= Material for this exercise =
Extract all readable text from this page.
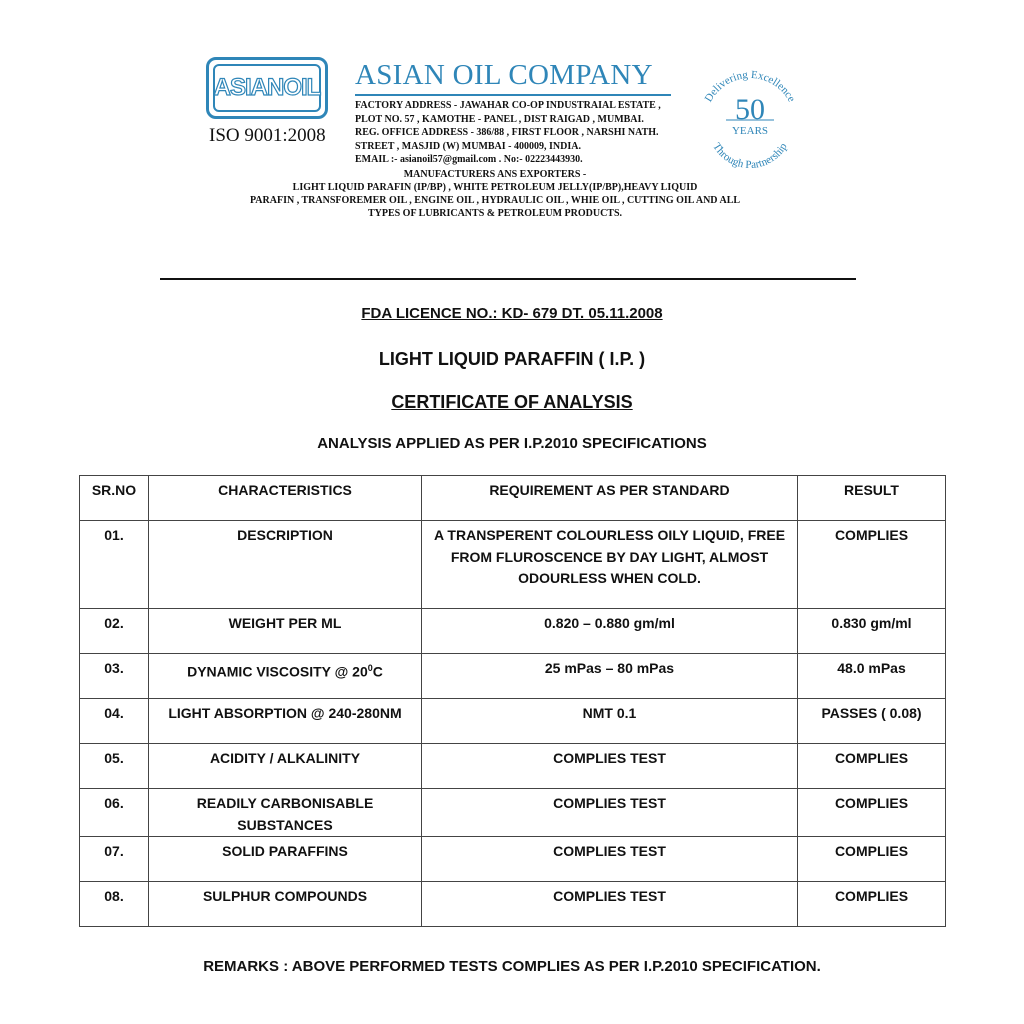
ASIANOIL
ISO 9001:2008
ASIAN OIL COMPANY
FACTORY ADDRESS - JAWAHAR CO-OP INDUSTRAIAL ESTATE ,
PLOT NO. 57 , KAMOTHE - PANEL , DIST RAIGAD , MUMBAI.
REG. OFFICE ADDRESS - 386/88 , FIRST FLOOR , NARSHI NATH.
STREET , MASJID (W) MUMBAI - 400009, INDIA.
EMAIL :- asianoil57@gmail.com . No:- 02223443930.
MANUFACTURERS ANS EXPORTERS -
LIGHT LIQUID PARAFIN (IP/BP) , WHITE PETROLEUM JELLY(IP/BP),HEAVY LIQUID
PARAFIN , TRANSFOREMER OIL , ENGINE OIL , HYDRAULIC OIL , WHIE OIL , CUTTING OIL AND ALL
TYPES OF LUBRICANTS & PETROLEUM PRODUCTS.
Delivering Excellence
Through Partnership
50
YEARS
FDA LICENCE NO.: KD- 679 DT. 05.11.2008
LIGHT LIQUID PARAFFIN ( I.P. )
CERTIFICATE OF ANALYSIS
ANALYSIS APPLIED AS PER I.P.2010 SPECIFICATIONS
SR.NO	CHARACTERISTICS	REQUIREMENT AS PER STANDARD	RESULT
01.	DESCRIPTION	A TRANSPERENT COLOURLESS OILY LIQUID, FREE FROM FLUROSCENCE BY DAY LIGHT, ALMOST ODOURLESS WHEN COLD.	COMPLIES
02.	WEIGHT PER ML	0.820 – 0.880 gm/ml	0.830 gm/ml
03.	DYNAMIC VISCOSITY @ $20^0C$	25 mPas – 80 mPas	48.0 mPas
04.	LIGHT ABSORPTION @ 240-280NM	NMT 0.1	PASSES ( 0.08)
05.	ACIDITY / ALKALINITY	COMPLIES TEST	COMPLIES
06.	READILY CARBONISABLE SUBSTANCES	COMPLIES TEST	COMPLIES
07.	SOLID PARAFFINS	COMPLIES TEST	COMPLIES
08.	SULPHUR COMPOUNDS	COMPLIES TEST	COMPLIES
REMARKS : ABOVE PERFORMED TESTS COMPLIES AS PER I.P.2010 SPECIFICATION.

= The request =
Above are the entries; count how many of their lines contain the word "PETROLEUM" and give only that number.

= Response =
2